## [TASK GOAL]
Transcribe the records that follow, preserving every word.

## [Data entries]
──────────
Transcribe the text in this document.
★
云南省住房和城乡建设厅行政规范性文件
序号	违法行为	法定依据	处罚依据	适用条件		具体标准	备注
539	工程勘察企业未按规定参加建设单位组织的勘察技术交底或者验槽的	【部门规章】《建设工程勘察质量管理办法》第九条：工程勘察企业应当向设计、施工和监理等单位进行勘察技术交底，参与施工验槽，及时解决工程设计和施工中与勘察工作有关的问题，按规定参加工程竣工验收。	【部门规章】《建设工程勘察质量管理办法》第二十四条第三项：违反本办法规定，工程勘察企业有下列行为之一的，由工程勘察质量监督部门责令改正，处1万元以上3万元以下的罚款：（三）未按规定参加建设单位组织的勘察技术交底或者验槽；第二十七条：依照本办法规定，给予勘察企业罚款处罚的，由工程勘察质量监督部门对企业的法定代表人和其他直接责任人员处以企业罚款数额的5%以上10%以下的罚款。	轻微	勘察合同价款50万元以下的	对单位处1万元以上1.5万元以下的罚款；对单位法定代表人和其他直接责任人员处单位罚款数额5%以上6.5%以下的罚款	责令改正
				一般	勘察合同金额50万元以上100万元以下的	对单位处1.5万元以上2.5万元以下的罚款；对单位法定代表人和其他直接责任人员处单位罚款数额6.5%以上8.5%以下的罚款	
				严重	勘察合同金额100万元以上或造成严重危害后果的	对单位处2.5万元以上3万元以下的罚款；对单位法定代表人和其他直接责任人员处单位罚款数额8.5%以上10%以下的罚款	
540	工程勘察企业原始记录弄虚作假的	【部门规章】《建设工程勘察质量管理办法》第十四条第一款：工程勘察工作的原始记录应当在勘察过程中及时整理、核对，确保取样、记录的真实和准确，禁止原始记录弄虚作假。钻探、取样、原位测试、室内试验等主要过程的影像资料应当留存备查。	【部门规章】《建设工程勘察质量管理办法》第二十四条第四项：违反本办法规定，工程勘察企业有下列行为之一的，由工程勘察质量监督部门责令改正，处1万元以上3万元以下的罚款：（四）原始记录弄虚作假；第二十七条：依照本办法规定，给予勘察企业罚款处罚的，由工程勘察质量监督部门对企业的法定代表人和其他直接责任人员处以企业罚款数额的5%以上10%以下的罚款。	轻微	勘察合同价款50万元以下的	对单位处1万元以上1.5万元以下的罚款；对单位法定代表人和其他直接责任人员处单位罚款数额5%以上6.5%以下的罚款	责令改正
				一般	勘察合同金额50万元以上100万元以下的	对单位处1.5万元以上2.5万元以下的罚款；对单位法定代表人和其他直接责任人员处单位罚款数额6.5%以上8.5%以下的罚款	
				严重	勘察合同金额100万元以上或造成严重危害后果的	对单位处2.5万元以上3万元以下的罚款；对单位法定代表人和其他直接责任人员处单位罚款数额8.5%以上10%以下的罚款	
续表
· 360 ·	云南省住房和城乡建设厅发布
──────────
## [EXPECTED ANSWER]
Transcribe the text in this document.
★
云南省住房和城乡建设厅行政规范性文件
序号	违法行为	法定依据	处罚依据	适用条件		具体标准	备注
539	工程勘察企业未按规定参加建设单位组织的勘察技术交底或者验槽的	【部门规章】《建设工程勘察质量管理办法》第九条：工程勘察企业应当向设计、施工和监理等单位进行勘察技术交底，参与施工验槽，及时解决工程设计和施工中与勘察工作有关的问题，按规定参加工程竣工验收。	【部门规章】《建设工程勘察质量管理办法》第二十四条第三项：违反本办法规定，工程勘察企业有下列行为之一的，由工程勘察质量监督部门责令改正，处1万元以上3万元以下的罚款：（三）未按规定参加建设单位组织的勘察技术交底或者验槽；第二十七条：依照本办法规定，给予勘察企业罚款处罚的，由工程勘察质量监督部门对企业的法定代表人和其他直接责任人员处以企业罚款数额的5%以上10%以下的罚款。	轻微	勘察合同价款50万元以下的	对单位处1万元以上1.5万元以下的罚款；对单位法定代表人和其他直接责任人员处单位罚款数额5%以上6.5%以下的罚款	责令改正
				一般	勘察合同金额50万元以上100万元以下的	对单位处1.5万元以上2.5万元以下的罚款；对单位法定代表人和其他直接责任人员处单位罚款数额6.5%以上8.5%以下的罚款	
				严重	勘察合同金额100万元以上或造成严重危害后果的	对单位处2.5万元以上3万元以下的罚款；对单位法定代表人和其他直接责任人员处单位罚款数额8.5%以上10%以下的罚款	
540	工程勘察企业原始记录弄虚作假的	【部门规章】《建设工程勘察质量管理办法》第十四条第一款：工程勘察工作的原始记录应当在勘察过程中及时整理、核对，确保取样、记录的真实和准确，禁止原始记录弄虚作假。钻探、取样、原位测试、室内试验等主要过程的影像资料应当留存备查。	【部门规章】《建设工程勘察质量管理办法》第二十四条第四项：违反本办法规定，工程勘察企业有下列行为之一的，由工程勘察质量监督部门责令改正，处1万元以上3万元以下的罚款：（四）原始记录弄虚作假；第二十七条：依照本办法规定，给予勘察企业罚款处罚的，由工程勘察质量监督部门对企业的法定代表人和其他直接责任人员处以企业罚款数额的5%以上10%以下的罚款。	轻微	勘察合同价款50万元以下的	对单位处1万元以上1.5万元以下的罚款；对单位法定代表人和其他直接责任人员处单位罚款数额5%以上6.5%以下的罚款	责令改正
				一般	勘察合同金额50万元以上100万元以下的	对单位处1.5万元以上2.5万元以下的罚款；对单位法定代表人和其他直接责任人员处单位罚款数额6.5%以上8.5%以下的罚款	
				严重	勘察合同金额100万元以上或造成严重危害后果的	对单位处2.5万元以上3万元以下的罚款；对单位法定代表人和其他直接责任人员处单位罚款数额8.5%以上10%以下的罚款	
续表
· 360 ·	云南省住房和城乡建设厅发布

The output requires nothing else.